TEXTO MOSTRADO:
============

Tenemos a la vista cuatro de estos libros de texto preparados y publicados antes del comienzo del curso en que se implantó la asignatura «Educación para la ciudadanía»:

(1) Educación para la ciudadanía ESO (Educación Secundaria Obligatoria) de Edebé [Ediciones Don Bosco, salesianos], Barcelona 2007, con «autoría» atribuida a Tusta Aguilar García y cuatro más.

(2) Educación para la ciudadanía ESO, de Santillana, Madrid 2007, obra colectiva realizada por Carmen Pellicer Iborra y varios más.

(3) Educación para la ciudadanía ESO, de SM [Sociedad Marianista, marianistas], Madrid 2007, escrita por José Antonio Marina.

(4) Educación para la ciudadanía, de Akal, Madrid 2007, escrita por Carlos Fernández Liria, Pedro Fernández Liria y Luis Alegre Zahonero.

Por cierto, ninguno de estos libros de texto ha tomado la vía de la educación de la ciudadanía en el sentido positivo del que hemos hablado en otras ocasiones. Los autores parecen estar implantados (por convicción, por contrato, o por ambas cosas a la vez) o bien en un suelo ético, neutral y ambiguo, que parece estar flotando en alguna nube que se mantuviese a distancia de cualquier fricción que pudiera barruntarse entre la ciudad de Dios y la ciudad terrena, o, dentro de la ciudad terrena, entre las democracias capitalistas o las comunistas, tratando de mantenerse en posiciones lo suficientemente indeterminadas para hacerse susceptibles de recibir interpretaciones religiosas o laicas, o liberales, o socialistas –nos referimos a los libros citados como (1), (2) y (3)–, o bien en un suelo político, abiertamente partidista, y con un partidismo definido explícitamente como comunista, aunque también es verdad que se trata de un comunismo filosófico, o por mejor decir, metafísico –nos referimos al libro citado como (4)–.

Por supuesto, en ninguno de ellos aparece (salvo por «imperativo legal», cuando se cita eventualmente un artículo de la Constitución de 1978) la palabra «España», ni se hace referencia alguna a la Nación española (acaso porque las editoriales respectivas esperan vender estos libros, traducidos o no, en la nación catalana, en la nación andaluza, en la nación aragonesa, en la nación gallega, en la nación valenciana...). Parecen escritos y pensados «desde la parte de la Humanidad». Pero desde una parte que parece querer definirse con fotografías tomadas del imaginario kitsch más puro, de las ONG más solidarias: Martín Lutero King, Rigoberta Menchú, Teresa de Calcuta, Gandhi; sin perjuicio de la apología constante de la Constitución española de 1978, pero sin entrar en detalles, tales como su desarrollo en los estatutos de autonomía, en su ley electoral partitocrática, en los escandalosos repartos de las retribuciones de los políticos o de los jueces, en las cuestiones de la legitimidad de los matrimonios homosexuales, de la realidad del terrorismo en las calles de las ciudades de España... La pureza de su perspectiva ética les permite elevarse sobre la prosa de la vida.

============

TAREA ESCRITA 1:
Según el texto mostrado, ¿qué editorial publicó el libro de texto escrito por José Antonio Marina?
TAREA ESCRITA 2:
Copia de nuevo el fragmento del texto mostrado que empieza en "(1) Educación para" y termina en "y cuatro más.", pero renombra "Barcelona" como "Madrid".
Los registros no guardan ninguna relación con el texto mostrado.

REGISTROS APORTADOS:

============

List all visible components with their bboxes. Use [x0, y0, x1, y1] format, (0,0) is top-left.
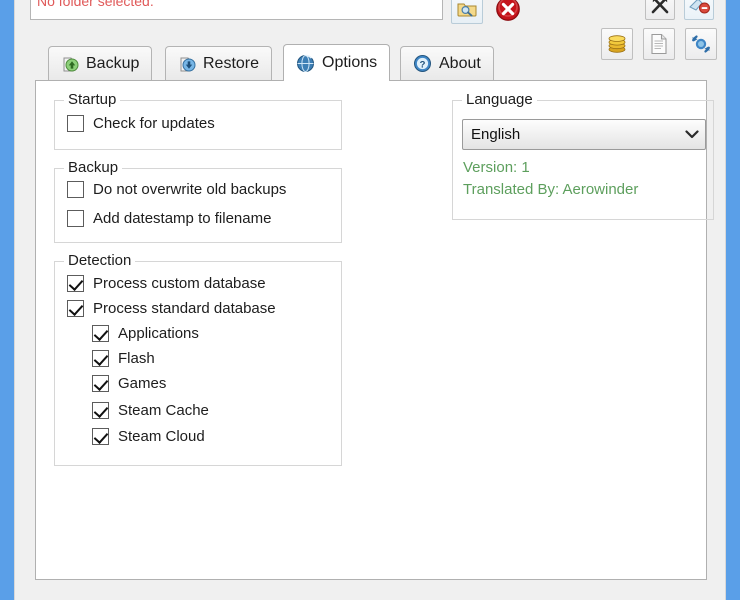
checkbox-label: Steam Cache [118, 402, 209, 419]
checkbox-box[interactable] [92, 350, 109, 367]
pointer-button[interactable] [684, 0, 714, 20]
startup-group: Startup Check for updates [54, 91, 342, 150]
checkbox-process-standard-database[interactable]: Process standard database [67, 300, 276, 317]
checkbox-label: Applications [118, 325, 199, 342]
tab-options[interactable]: Options [283, 44, 391, 81]
checkbox-applications[interactable]: Applications [92, 325, 199, 342]
backup-group-title: Backup [64, 159, 123, 176]
tools-button[interactable] [645, 0, 675, 20]
folder-search-icon [457, 3, 477, 17]
question-mark-about-icon: ? [414, 55, 431, 72]
checkbox-box[interactable] [92, 375, 109, 392]
checkbox-box[interactable] [67, 275, 84, 292]
checkbox-label: Add datestamp to filename [93, 210, 272, 227]
startup-group-title: Startup [64, 91, 121, 108]
checkbox-box[interactable] [67, 115, 84, 132]
green-arrow-backup-icon [63, 57, 79, 71]
backup-group: Backup Do not overwrite old backups Add … [54, 159, 342, 243]
checkbox-games[interactable]: Games [92, 375, 166, 392]
checkbox-box[interactable] [67, 210, 84, 227]
tab-options-label: Options [322, 54, 378, 71]
tab-backup-label: Backup [86, 54, 140, 72]
blue-arrow-restore-icon [180, 57, 196, 71]
red-x-cancel-icon [496, 0, 520, 21]
language-translator-text: Translated By: Aerowinder [463, 181, 639, 198]
clear-folder-button[interactable] [492, 0, 524, 24]
checkbox-steam-cloud[interactable]: Steam Cloud [92, 428, 205, 445]
tab-restore-label: Restore [203, 54, 260, 72]
language-select[interactable]: English [462, 119, 706, 150]
chevron-down-icon [679, 130, 705, 139]
checkbox-box[interactable] [67, 181, 84, 198]
language-group-title: Language [462, 91, 537, 108]
tab-about-label: About [439, 54, 481, 72]
toolbar: No folder selected. [15, 0, 727, 60]
language-group: Language English Version: 1 Translated B… [452, 91, 714, 220]
checkbox-box[interactable] [92, 402, 109, 419]
checkbox-label: Flash [118, 350, 155, 367]
checkbox-box[interactable] [92, 325, 109, 342]
tab-bar: Backup Restore Options ? About [35, 44, 707, 81]
browse-folder-button[interactable] [451, 0, 483, 24]
checkbox-do-not-overwrite-old-backups[interactable]: Do not overwrite old backups [67, 181, 286, 198]
checkbox-flash[interactable]: Flash [92, 350, 155, 367]
checkbox-add-datestamp-to-filename[interactable]: Add datestamp to filename [67, 210, 271, 227]
checkbox-label: Steam Cloud [118, 428, 205, 445]
checkbox-label: Do not overwrite old backups [93, 181, 287, 198]
folder-path-input[interactable]: No folder selected. [30, 0, 443, 20]
application-window: No folder selected. Backup Restore Optio… [0, 0, 740, 600]
globe-options-icon [297, 54, 314, 72]
tab-backup[interactable]: Backup [48, 46, 153, 80]
checkbox-label: Games [118, 375, 167, 392]
options-tab-panel: Startup Check for updates Backup Do not … [35, 80, 714, 580]
language-selected-value: English [471, 126, 521, 143]
svg-text:?: ? [420, 59, 426, 70]
checkbox-process-custom-database[interactable]: Process custom database [67, 275, 266, 292]
checkbox-label: Process custom database [93, 275, 266, 292]
detection-group: Detection Process custom database Proces… [54, 252, 342, 466]
hand-pointer-icon [689, 0, 710, 14]
hammer-wrench-icon [651, 0, 669, 14]
language-version-text: Version: 1 [463, 159, 530, 176]
checkbox-steam-cache[interactable]: Steam Cache [92, 402, 209, 419]
checkbox-box[interactable] [92, 428, 109, 445]
checkbox-check-for-updates[interactable]: Check for updates [67, 115, 215, 132]
checkbox-label: Process standard database [93, 300, 276, 317]
detection-group-title: Detection [64, 252, 136, 269]
checkbox-label: Check for updates [93, 115, 215, 132]
tab-about[interactable]: ? About [400, 46, 494, 80]
tab-restore[interactable]: Restore [165, 46, 273, 80]
window-client-area: No folder selected. Backup Restore Optio… [14, 0, 726, 600]
checkbox-box[interactable] [67, 300, 84, 317]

============

RESPUESTA COMPLETA 1:
Lo publicó SM (Sociedad Marianista), en Madrid, en 2007.

RESPUESTA COMPLETA 2:
(1) Educación para la ciudadanía ESO (Educación Secundaria Obligatoria) de Edebé [Ediciones Don Bosco, salesianos], Madrid 2007, con «autoría» atribuida a Tusta Aguilar García y cuatro más.